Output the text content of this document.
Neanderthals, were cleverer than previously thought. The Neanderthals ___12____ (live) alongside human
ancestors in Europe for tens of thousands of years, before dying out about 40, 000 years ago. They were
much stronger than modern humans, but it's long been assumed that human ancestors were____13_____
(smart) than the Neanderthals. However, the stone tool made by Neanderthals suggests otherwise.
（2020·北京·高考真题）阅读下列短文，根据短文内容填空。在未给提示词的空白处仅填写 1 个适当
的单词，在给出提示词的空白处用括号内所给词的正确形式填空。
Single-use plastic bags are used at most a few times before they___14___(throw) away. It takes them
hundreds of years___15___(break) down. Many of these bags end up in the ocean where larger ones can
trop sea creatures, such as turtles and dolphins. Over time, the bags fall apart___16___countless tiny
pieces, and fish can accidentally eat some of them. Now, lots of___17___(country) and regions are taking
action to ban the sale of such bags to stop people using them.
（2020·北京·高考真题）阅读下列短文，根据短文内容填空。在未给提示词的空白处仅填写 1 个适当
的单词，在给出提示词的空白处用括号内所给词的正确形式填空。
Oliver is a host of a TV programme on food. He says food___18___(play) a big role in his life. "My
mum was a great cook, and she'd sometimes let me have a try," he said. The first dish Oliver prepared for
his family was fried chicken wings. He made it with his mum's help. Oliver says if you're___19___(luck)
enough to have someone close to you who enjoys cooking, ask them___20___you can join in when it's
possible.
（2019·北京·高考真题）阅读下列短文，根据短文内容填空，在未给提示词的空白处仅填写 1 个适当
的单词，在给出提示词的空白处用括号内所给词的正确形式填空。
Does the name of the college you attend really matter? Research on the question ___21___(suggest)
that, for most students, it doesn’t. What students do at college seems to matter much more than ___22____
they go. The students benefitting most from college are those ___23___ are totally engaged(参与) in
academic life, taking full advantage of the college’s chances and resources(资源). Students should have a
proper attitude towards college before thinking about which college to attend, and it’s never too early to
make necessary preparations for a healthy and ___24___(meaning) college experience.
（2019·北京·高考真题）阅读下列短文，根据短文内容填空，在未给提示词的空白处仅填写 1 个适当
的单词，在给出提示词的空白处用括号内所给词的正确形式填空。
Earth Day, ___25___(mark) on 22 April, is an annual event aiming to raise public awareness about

__TASK OBJECTIVE__.
Show the lines from the data above that contain the string "college".

__EXERCISE ANSWER__.
Does the name of the college you attend really matter? Research on the question ___21___(suggest)
that, for most students, it doesn’t. What students do at college seems to matter much more than ___22____
they go. The students benefitting most from college are those ___23___ are totally engaged(参与) in
academic life, taking full advantage of the college’s chances and resources(资源). Students should have a
proper attitude towards college before thinking about which college to attend, and it’s never too early to
make necessary preparations for a healthy and ___24___(meaning) college experience.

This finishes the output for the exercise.